--- START SUPPLIED ENTRIES ---

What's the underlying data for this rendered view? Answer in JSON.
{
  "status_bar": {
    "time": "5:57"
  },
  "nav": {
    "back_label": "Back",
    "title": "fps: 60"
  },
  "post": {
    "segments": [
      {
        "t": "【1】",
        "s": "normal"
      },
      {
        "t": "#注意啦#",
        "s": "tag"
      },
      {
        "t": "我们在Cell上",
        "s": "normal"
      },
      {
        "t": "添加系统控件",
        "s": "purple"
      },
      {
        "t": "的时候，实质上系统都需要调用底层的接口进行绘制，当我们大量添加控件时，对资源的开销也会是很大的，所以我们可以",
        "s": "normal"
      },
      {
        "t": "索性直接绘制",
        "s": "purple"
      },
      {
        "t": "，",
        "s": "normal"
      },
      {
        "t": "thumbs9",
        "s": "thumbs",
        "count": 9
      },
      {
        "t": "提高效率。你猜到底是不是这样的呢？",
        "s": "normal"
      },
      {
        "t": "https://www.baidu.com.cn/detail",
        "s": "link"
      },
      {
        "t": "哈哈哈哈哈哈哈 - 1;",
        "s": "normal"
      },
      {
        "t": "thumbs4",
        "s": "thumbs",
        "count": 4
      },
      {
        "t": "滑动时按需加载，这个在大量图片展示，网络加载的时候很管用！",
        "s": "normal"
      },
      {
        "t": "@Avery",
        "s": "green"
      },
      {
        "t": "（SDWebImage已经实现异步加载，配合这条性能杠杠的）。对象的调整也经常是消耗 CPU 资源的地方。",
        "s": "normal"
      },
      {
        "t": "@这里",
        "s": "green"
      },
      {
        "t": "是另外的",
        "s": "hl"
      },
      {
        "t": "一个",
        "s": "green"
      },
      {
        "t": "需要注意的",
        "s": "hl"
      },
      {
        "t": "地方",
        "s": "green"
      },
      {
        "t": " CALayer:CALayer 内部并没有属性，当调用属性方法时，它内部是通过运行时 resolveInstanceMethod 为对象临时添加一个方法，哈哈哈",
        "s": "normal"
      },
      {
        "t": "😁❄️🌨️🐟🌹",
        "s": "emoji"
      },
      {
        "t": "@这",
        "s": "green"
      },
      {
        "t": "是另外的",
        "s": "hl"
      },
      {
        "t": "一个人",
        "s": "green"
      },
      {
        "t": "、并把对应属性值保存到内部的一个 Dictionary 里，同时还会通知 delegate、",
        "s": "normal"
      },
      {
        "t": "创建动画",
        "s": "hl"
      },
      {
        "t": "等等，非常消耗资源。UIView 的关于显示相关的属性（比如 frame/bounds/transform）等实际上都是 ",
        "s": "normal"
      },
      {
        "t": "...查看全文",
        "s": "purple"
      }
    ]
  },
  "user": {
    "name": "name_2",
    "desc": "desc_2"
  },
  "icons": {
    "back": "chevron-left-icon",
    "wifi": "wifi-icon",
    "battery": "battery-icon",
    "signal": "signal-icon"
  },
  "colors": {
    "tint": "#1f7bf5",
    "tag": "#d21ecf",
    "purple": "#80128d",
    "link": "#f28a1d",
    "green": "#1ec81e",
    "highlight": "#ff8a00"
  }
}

--- END SUPPLIED ENTRIES ---

▸ **PROBLEM**: Every record above must be duplicated exactly.

▸ **FINAL RESULT**:
What's the underlying data for this rendered view? Answer in JSON.
{
  "status_bar": {
    "time": "5:57"
  },
  "nav": {
    "back_label": "Back",
    "title": "fps: 60"
  },
  "post": {
    "segments": [
      {
        "t": "【1】",
        "s": "normal"
      },
      {
        "t": "#注意啦#",
        "s": "tag"
      },
      {
        "t": "我们在Cell上",
        "s": "normal"
      },
      {
        "t": "添加系统控件",
        "s": "purple"
      },
      {
        "t": "的时候，实质上系统都需要调用底层的接口进行绘制，当我们大量添加控件时，对资源的开销也会是很大的，所以我们可以",
        "s": "normal"
      },
      {
        "t": "索性直接绘制",
        "s": "purple"
      },
      {
        "t": "，",
        "s": "normal"
      },
      {
        "t": "thumbs9",
        "s": "thumbs",
        "count": 9
      },
      {
        "t": "提高效率。你猜到底是不是这样的呢？",
        "s": "normal"
      },
      {
        "t": "https://www.baidu.com.cn/detail",
        "s": "link"
      },
      {
        "t": "哈哈哈哈哈哈哈 - 1;",
        "s": "normal"
      },
      {
        "t": "thumbs4",
        "s": "thumbs",
        "count": 4
      },
      {
        "t": "滑动时按需加载，这个在大量图片展示，网络加载的时候很管用！",
        "s": "normal"
      },
      {
        "t": "@Avery",
        "s": "green"
      },
      {
        "t": "（SDWebImage已经实现异步加载，配合这条性能杠杠的）。对象的调整也经常是消耗 CPU 资源的地方。",
        "s": "normal"
      },
      {
        "t": "@这里",
        "s": "green"
      },
      {
        "t": "是另外的",
        "s": "hl"
      },
      {
        "t": "一个",
        "s": "green"
      },
      {
        "t": "需要注意的",
        "s": "hl"
      },
      {
        "t": "地方",
        "s": "green"
      },
      {
        "t": " CALayer:CALayer 内部并没有属性，当调用属性方法时，它内部是通过运行时 resolveInstanceMethod 为对象临时添加一个方法，哈哈哈",
        "s": "normal"
      },
      {
        "t": "😁❄️🌨️🐟🌹",
        "s": "emoji"
      },
      {
        "t": "@这",
        "s": "green"
      },
      {
        "t": "是另外的",
        "s": "hl"
      },
      {
        "t": "一个人",
        "s": "green"
      },
      {
        "t": "、并把对应属性值保存到内部的一个 Dictionary 里，同时还会通知 delegate、",
        "s": "normal"
      },
      {
        "t": "创建动画",
        "s": "hl"
      },
      {
        "t": "等等，非常消耗资源。UIView 的关于显示相关的属性（比如 frame/bounds/transform）等实际上都是 ",
        "s": "normal"
      },
      {
        "t": "...查看全文",
        "s": "purple"
      }
    ]
  },
  "user": {
    "name": "name_2",
    "desc": "desc_2"
  },
  "icons": {
    "back": "chevron-left-icon",
    "wifi": "wifi-icon",
    "battery": "battery-icon",
    "signal": "signal-icon"
  },
  "colors": {
    "tint": "#1f7bf5",
    "tag": "#d21ecf",
    "purple": "#80128d",
    "link": "#f28a1d",
    "green": "#1ec81e",
    "highlight": "#ff8a00"
  }
}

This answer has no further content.